» **WORK REQUIRED**
Give an exact transcription of every line, dropping the images.

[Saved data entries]
________________________

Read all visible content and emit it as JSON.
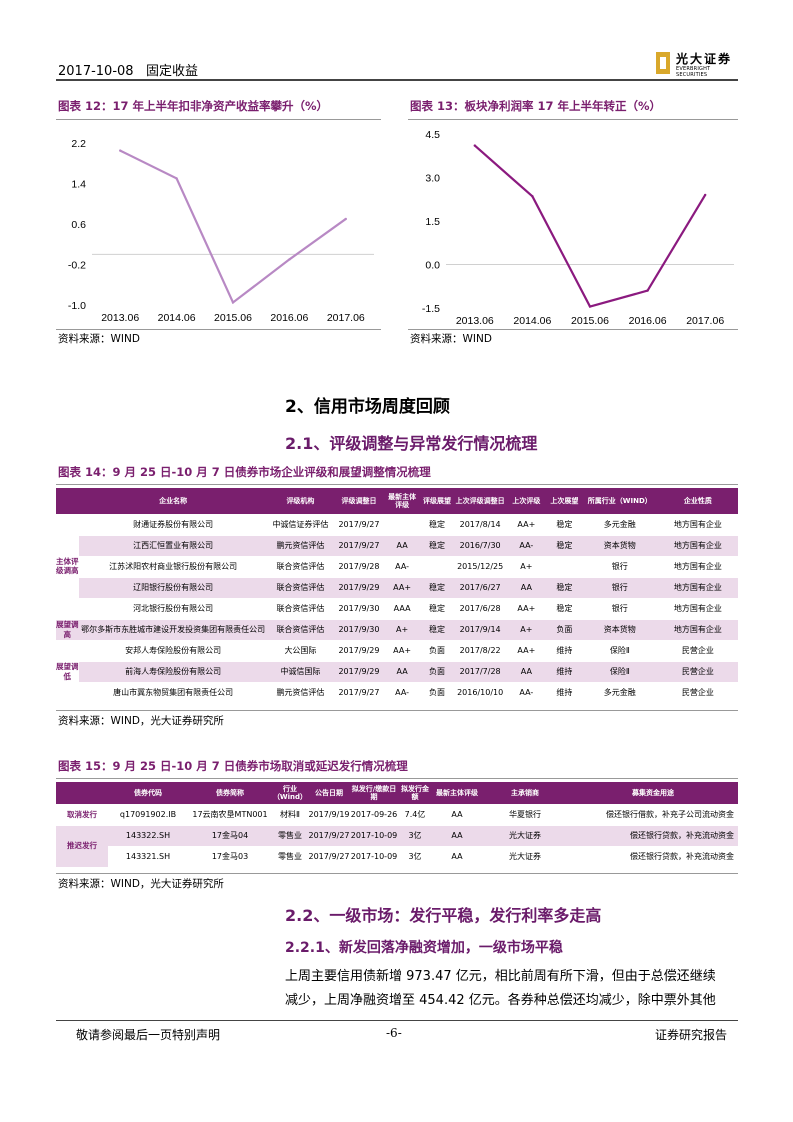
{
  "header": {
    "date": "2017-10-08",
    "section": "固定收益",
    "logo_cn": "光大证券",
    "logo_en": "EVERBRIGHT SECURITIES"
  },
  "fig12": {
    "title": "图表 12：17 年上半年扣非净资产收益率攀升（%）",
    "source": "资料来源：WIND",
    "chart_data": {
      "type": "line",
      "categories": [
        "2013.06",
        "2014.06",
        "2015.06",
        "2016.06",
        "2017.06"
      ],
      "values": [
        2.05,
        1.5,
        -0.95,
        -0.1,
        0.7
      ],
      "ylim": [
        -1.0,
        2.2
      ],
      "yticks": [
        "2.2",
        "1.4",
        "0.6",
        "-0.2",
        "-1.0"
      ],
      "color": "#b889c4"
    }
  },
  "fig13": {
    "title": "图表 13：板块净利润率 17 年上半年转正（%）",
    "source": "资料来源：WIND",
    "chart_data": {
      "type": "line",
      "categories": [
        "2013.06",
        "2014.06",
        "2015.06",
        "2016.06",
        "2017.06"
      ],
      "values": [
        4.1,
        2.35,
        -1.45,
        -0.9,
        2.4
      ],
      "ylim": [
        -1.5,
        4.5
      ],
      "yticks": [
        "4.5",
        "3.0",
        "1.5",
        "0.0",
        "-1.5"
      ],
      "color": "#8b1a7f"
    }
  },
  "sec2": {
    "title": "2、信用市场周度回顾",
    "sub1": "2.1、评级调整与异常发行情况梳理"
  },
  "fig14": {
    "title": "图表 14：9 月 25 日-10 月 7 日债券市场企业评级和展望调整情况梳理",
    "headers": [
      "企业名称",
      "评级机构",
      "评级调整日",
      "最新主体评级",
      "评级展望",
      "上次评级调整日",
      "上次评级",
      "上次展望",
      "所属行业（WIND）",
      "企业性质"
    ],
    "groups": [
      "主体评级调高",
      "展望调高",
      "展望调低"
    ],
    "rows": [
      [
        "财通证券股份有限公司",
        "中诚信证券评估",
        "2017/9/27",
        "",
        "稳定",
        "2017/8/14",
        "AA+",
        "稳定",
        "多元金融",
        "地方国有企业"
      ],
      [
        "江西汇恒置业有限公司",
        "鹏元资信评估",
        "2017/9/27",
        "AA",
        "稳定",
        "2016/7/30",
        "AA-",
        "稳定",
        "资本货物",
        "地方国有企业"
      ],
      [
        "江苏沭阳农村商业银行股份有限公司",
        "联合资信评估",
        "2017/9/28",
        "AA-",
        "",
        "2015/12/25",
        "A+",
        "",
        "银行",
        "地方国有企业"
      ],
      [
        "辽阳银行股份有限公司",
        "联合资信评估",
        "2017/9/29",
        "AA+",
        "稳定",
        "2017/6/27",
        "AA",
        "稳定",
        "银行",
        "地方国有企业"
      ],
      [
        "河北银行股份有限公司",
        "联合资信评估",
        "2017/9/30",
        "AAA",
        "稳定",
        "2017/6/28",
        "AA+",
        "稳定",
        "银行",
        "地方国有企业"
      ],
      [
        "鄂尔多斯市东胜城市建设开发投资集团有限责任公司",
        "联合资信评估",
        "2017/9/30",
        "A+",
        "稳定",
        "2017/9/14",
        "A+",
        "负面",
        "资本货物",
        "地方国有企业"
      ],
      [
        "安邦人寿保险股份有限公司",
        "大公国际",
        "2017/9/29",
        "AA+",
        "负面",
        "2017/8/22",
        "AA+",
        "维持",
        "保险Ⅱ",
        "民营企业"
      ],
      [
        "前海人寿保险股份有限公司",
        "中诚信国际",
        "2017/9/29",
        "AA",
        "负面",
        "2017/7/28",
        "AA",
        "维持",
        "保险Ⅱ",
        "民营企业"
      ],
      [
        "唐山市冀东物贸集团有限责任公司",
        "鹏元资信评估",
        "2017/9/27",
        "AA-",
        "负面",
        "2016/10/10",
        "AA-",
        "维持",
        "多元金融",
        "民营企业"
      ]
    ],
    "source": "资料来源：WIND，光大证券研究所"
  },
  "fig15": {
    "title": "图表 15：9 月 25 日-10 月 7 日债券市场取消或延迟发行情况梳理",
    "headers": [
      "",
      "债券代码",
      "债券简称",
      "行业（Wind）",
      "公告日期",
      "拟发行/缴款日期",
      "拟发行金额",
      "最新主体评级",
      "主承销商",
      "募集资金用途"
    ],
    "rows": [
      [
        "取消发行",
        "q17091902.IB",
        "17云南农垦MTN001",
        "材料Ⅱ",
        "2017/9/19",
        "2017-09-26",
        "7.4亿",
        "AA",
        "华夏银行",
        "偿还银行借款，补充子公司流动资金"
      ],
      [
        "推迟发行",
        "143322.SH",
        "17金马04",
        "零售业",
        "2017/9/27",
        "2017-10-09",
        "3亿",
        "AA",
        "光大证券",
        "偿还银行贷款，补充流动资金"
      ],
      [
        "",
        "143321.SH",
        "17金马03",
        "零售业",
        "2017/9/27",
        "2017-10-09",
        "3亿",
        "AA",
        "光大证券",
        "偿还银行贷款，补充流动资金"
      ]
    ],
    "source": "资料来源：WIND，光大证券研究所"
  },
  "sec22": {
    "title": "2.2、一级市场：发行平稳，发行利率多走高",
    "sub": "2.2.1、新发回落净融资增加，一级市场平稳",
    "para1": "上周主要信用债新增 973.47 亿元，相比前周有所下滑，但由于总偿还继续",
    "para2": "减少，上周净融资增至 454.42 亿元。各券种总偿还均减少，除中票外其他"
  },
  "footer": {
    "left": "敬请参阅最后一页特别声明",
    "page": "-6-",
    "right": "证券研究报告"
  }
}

________________________

» **EXPECTED ANSWER**
Read all visible content and emit it as JSON.
{
  "header": {
    "date": "2017-10-08",
    "section": "固定收益",
    "logo_cn": "光大证券",
    "logo_en": "EVERBRIGHT SECURITIES"
  },
  "fig12": {
    "title": "图表 12：17 年上半年扣非净资产收益率攀升（%）",
    "source": "资料来源：WIND",
    "chart_data": {
      "type": "line",
      "categories": [
        "2013.06",
        "2014.06",
        "2015.06",
        "2016.06",
        "2017.06"
      ],
      "values": [
        2.05,
        1.5,
        -0.95,
        -0.1,
        0.7
      ],
      "ylim": [
        -1.0,
        2.2
      ],
      "yticks": [
        "2.2",
        "1.4",
        "0.6",
        "-0.2",
        "-1.0"
      ],
      "color": "#b889c4"
    }
  },
  "fig13": {
    "title": "图表 13：板块净利润率 17 年上半年转正（%）",
    "source": "资料来源：WIND",
    "chart_data": {
      "type": "line",
      "categories": [
        "2013.06",
        "2014.06",
        "2015.06",
        "2016.06",
        "2017.06"
      ],
      "values": [
        4.1,
        2.35,
        -1.45,
        -0.9,
        2.4
      ],
      "ylim": [
        -1.5,
        4.5
      ],
      "yticks": [
        "4.5",
        "3.0",
        "1.5",
        "0.0",
        "-1.5"
      ],
      "color": "#8b1a7f"
    }
  },
  "sec2": {
    "title": "2、信用市场周度回顾",
    "sub1": "2.1、评级调整与异常发行情况梳理"
  },
  "fig14": {
    "title": "图表 14：9 月 25 日-10 月 7 日债券市场企业评级和展望调整情况梳理",
    "headers": [
      "企业名称",
      "评级机构",
      "评级调整日",
      "最新主体评级",
      "评级展望",
      "上次评级调整日",
      "上次评级",
      "上次展望",
      "所属行业（WIND）",
      "企业性质"
    ],
    "groups": [
      "主体评级调高",
      "展望调高",
      "展望调低"
    ],
    "rows": [
      [
        "财通证券股份有限公司",
        "中诚信证券评估",
        "2017/9/27",
        "",
        "稳定",
        "2017/8/14",
        "AA+",
        "稳定",
        "多元金融",
        "地方国有企业"
      ],
      [
        "江西汇恒置业有限公司",
        "鹏元资信评估",
        "2017/9/27",
        "AA",
        "稳定",
        "2016/7/30",
        "AA-",
        "稳定",
        "资本货物",
        "地方国有企业"
      ],
      [
        "江苏沭阳农村商业银行股份有限公司",
        "联合资信评估",
        "2017/9/28",
        "AA-",
        "",
        "2015/12/25",
        "A+",
        "",
        "银行",
        "地方国有企业"
      ],
      [
        "辽阳银行股份有限公司",
        "联合资信评估",
        "2017/9/29",
        "AA+",
        "稳定",
        "2017/6/27",
        "AA",
        "稳定",
        "银行",
        "地方国有企业"
      ],
      [
        "河北银行股份有限公司",
        "联合资信评估",
        "2017/9/30",
        "AAA",
        "稳定",
        "2017/6/28",
        "AA+",
        "稳定",
        "银行",
        "地方国有企业"
      ],
      [
        "鄂尔多斯市东胜城市建设开发投资集团有限责任公司",
        "联合资信评估",
        "2017/9/30",
        "A+",
        "稳定",
        "2017/9/14",
        "A+",
        "负面",
        "资本货物",
        "地方国有企业"
      ],
      [
        "安邦人寿保险股份有限公司",
        "大公国际",
        "2017/9/29",
        "AA+",
        "负面",
        "2017/8/22",
        "AA+",
        "维持",
        "保险Ⅱ",
        "民营企业"
      ],
      [
        "前海人寿保险股份有限公司",
        "中诚信国际",
        "2017/9/29",
        "AA",
        "负面",
        "2017/7/28",
        "AA",
        "维持",
        "保险Ⅱ",
        "民营企业"
      ],
      [
        "唐山市冀东物贸集团有限责任公司",
        "鹏元资信评估",
        "2017/9/27",
        "AA-",
        "负面",
        "2016/10/10",
        "AA-",
        "维持",
        "多元金融",
        "民营企业"
      ]
    ],
    "source": "资料来源：WIND，光大证券研究所"
  },
  "fig15": {
    "title": "图表 15：9 月 25 日-10 月 7 日债券市场取消或延迟发行情况梳理",
    "headers": [
      "",
      "债券代码",
      "债券简称",
      "行业（Wind）",
      "公告日期",
      "拟发行/缴款日期",
      "拟发行金额",
      "最新主体评级",
      "主承销商",
      "募集资金用途"
    ],
    "rows": [
      [
        "取消发行",
        "q17091902.IB",
        "17云南农垦MTN001",
        "材料Ⅱ",
        "2017/9/19",
        "2017-09-26",
        "7.4亿",
        "AA",
        "华夏银行",
        "偿还银行借款，补充子公司流动资金"
      ],
      [
        "推迟发行",
        "143322.SH",
        "17金马04",
        "零售业",
        "2017/9/27",
        "2017-10-09",
        "3亿",
        "AA",
        "光大证券",
        "偿还银行贷款，补充流动资金"
      ],
      [
        "",
        "143321.SH",
        "17金马03",
        "零售业",
        "2017/9/27",
        "2017-10-09",
        "3亿",
        "AA",
        "光大证券",
        "偿还银行贷款，补充流动资金"
      ]
    ],
    "source": "资料来源：WIND，光大证券研究所"
  },
  "sec22": {
    "title": "2.2、一级市场：发行平稳，发行利率多走高",
    "sub": "2.2.1、新发回落净融资增加，一级市场平稳",
    "para1": "上周主要信用债新增 973.47 亿元，相比前周有所下滑，但由于总偿还继续",
    "para2": "减少，上周净融资增至 454.42 亿元。各券种总偿还均减少，除中票外其他"
  },
  "footer": {
    "left": "敬请参阅最后一页特别声明",
    "page": "-6-",
    "right": "证券研究报告"
  }
}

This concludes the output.